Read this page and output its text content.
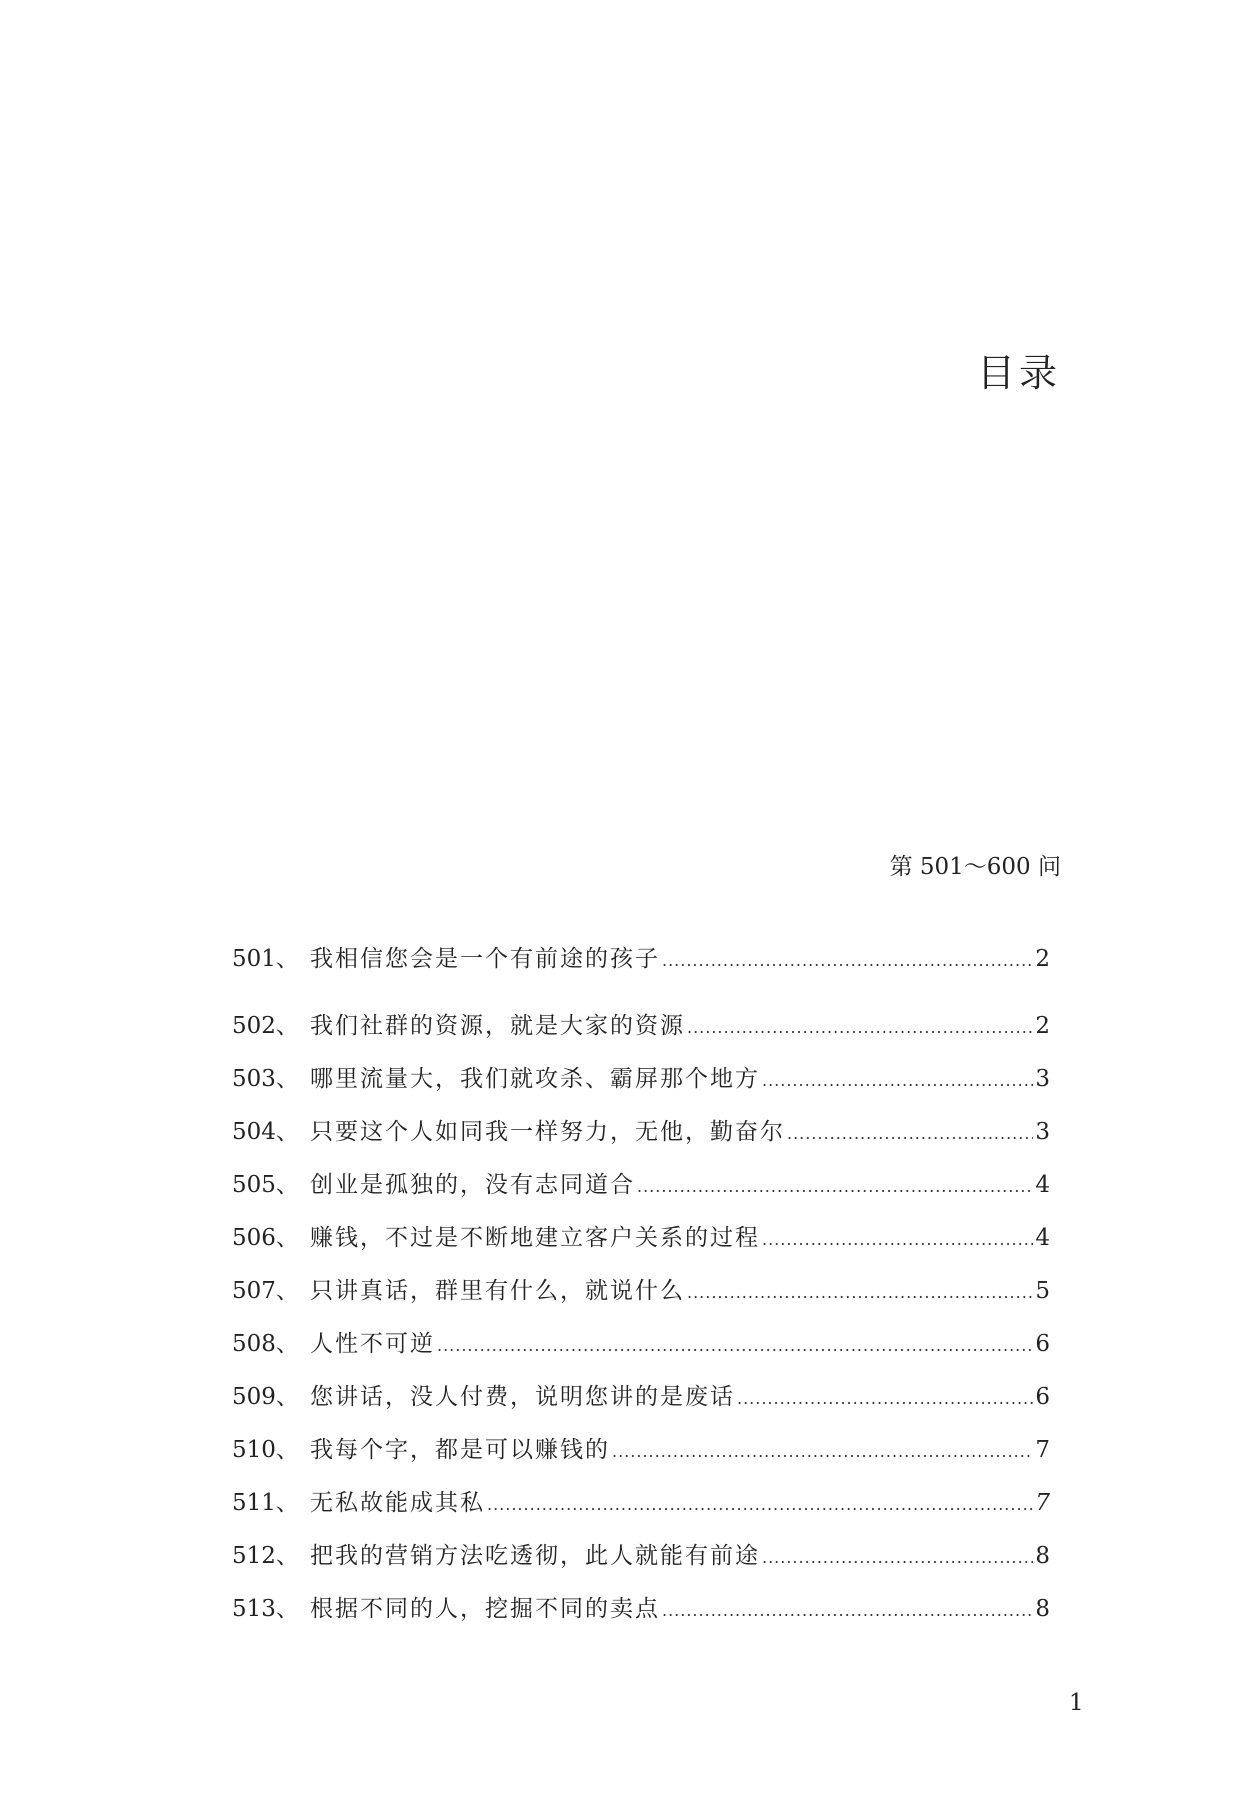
目录
第 501～600 问
501、 我相信您会是一个有前途的孩子 .....	2
502、 我们社群的资源，就是大家的资源 .....	2
503、 哪里流量大，我们就攻杀、霸屏那个地方 .....	3
504、 只要这个人如同我一样努力，无他，勤奋尔 .....	3
505、 创业是孤独的，没有志同道合 .....	4
506、 赚钱，不过是不断地建立客户关系的过程 .....	4
507、 只讲真话，群里有什么，就说什么 .....	5
508、 人性不可逆 .....	6
509、 您讲话，没人付费，说明您讲的是废话 .....	6
510、 我每个字，都是可以赚钱的 .....	7
511、 无私故能成其私 .....	7
512、 把我的营销方法吃透彻，此人就能有前途 .....	8
513、 根据不同的人，挖掘不同的卖点 .....	8
1
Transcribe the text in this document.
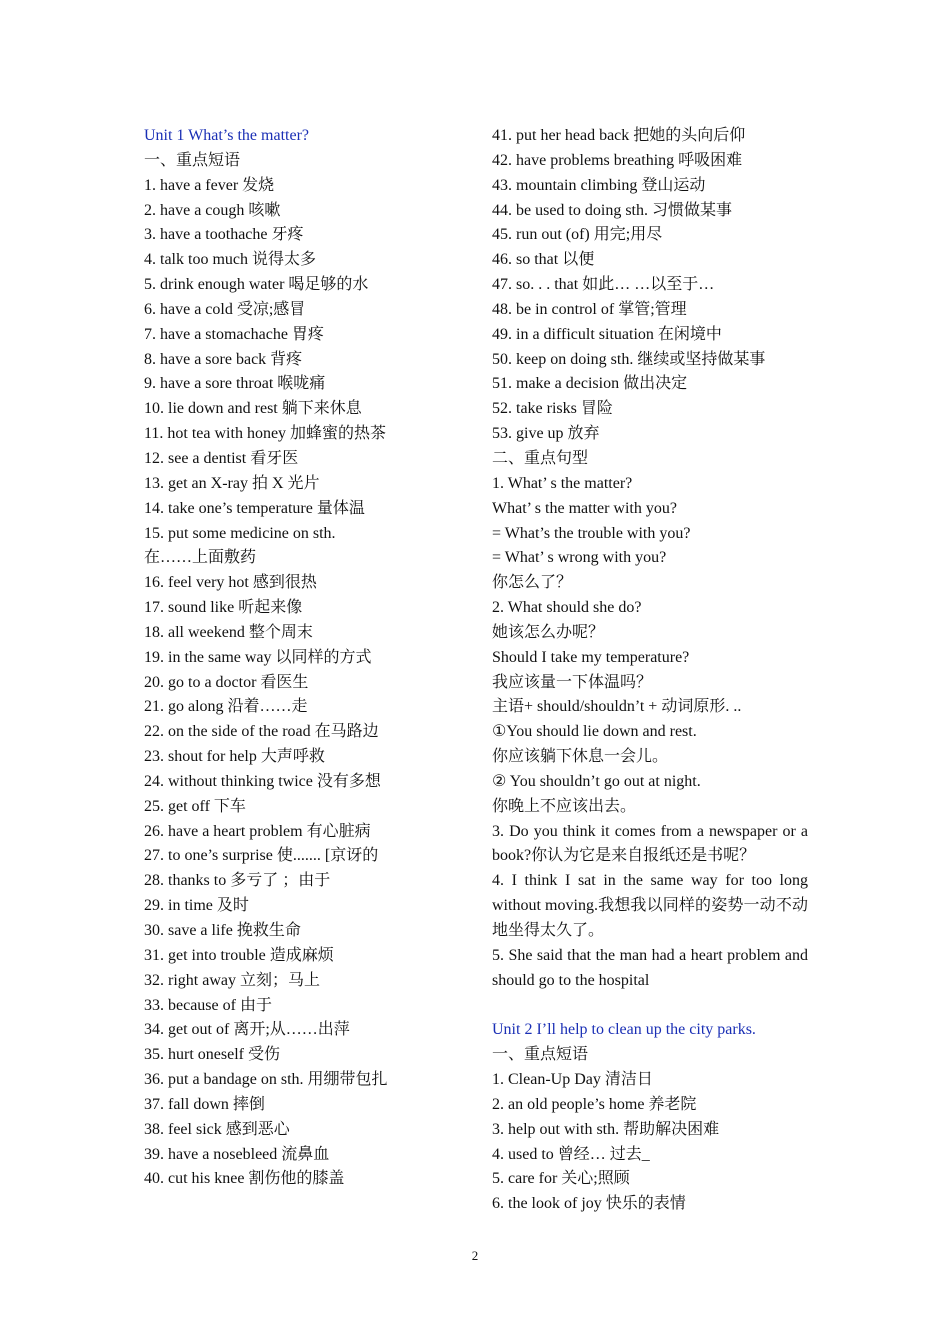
Unit 1 What’s the matter?
一、重点短语
1. have a fever 发烧
2. have a cough 咳嗽
3. have a toothache 牙疼
4. talk too much 说得太多
5. drink enough water 喝足够的水
6. have a cold 受凉;感冒
7. have a stomachache 胃疼
8. have a sore back 背疼
9. have a sore throat 喉咙痛
10. lie down and rest 躺下来休息
11. hot tea with honey 加蜂蜜的热茶
12. see a dentist 看牙医
13. get an X-ray 拍 X 光片
14. take one’s temperature 量体温
15. put some medicine on sth.
在……上面敷药
16. feel very hot 感到很热
17. sound like 听起来像
18. all weekend 整个周末
19. in the same way 以同样的方式
20. go to a doctor 看医生
21. go along 沿着……走
22. on the side of the road 在马路边
23. shout for help 大声呼救
24. without thinking twice 没有多想
25. get off 下车
26. have a heart problem 有心脏病
27. to one’s surprise 使....... [京讶的
28. thanks to 多亏了 ；由于
29. in time 及时
30. save a life 挽救生命
31. get into trouble 造成麻烦
32. right away 立刻；马上
33. because of 由于
34. get out of 离开;从……出萍
35. hurt oneself 受伤
36. put a bandage on sth. 用绷带包扎
37. fall down 摔倒
38. feel sick 感到恶心
39. have a nosebleed 流鼻血
40. cut his knee 割伤他的膝盖
41. put her head back 把她的头向后仰
42. have problems breathing 呼吸困难
43. mountain climbing 登山运动
44. be used to doing sth. 习惯做某事
45. run out (of) 用完;用尽
46. so that 以便
47. so. . . that 如此… …以至于…
48. be in control of 掌管;管理
49. in a difficult situation 在闲境中
50. keep on doing sth. 继续或坚持做某事
51. make a decision 做出决定
52. take risks 冒险
53. give up 放弃
二、重点句型
1. What’ s the matter?
What’ s the matter with you?
= What’s the trouble with you?
= What’ s wrong with you?
你怎么了？
2. What should she do?
她该怎么办呢？
Should I take my temperature?
我应该量一下体温吗？
主语+ should/shouldn’t + 动词原形. ..
①You should lie down and rest.
你应该躺下休息一会儿。
② You shouldn’t go out at night.
你晚上不应该出去。
3. Do you think it comes from a newspaper or a book?你认为它是来自报纸还是书呢？
4. I think I sat in the same way for too long without moving.我想我以同样的姿势一动不动地坐得太久了。
5. She said that the man had a heart problem and should go to the hospital
Unit 2 I’ll help to clean up the city parks.
一、重点短语
1. Clean-Up Day 清洁日
2. an old people’s home 养老院
3. help out with sth. 帮助解决困难
4. used to 曾经… 过去_
5. care for 关心;照顾
6. the look of joy 快乐的表情
2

* What is needed
Among the entries above, how many lines include the word "shouldn"? Reply with the number only.

* Reply to the exercise
2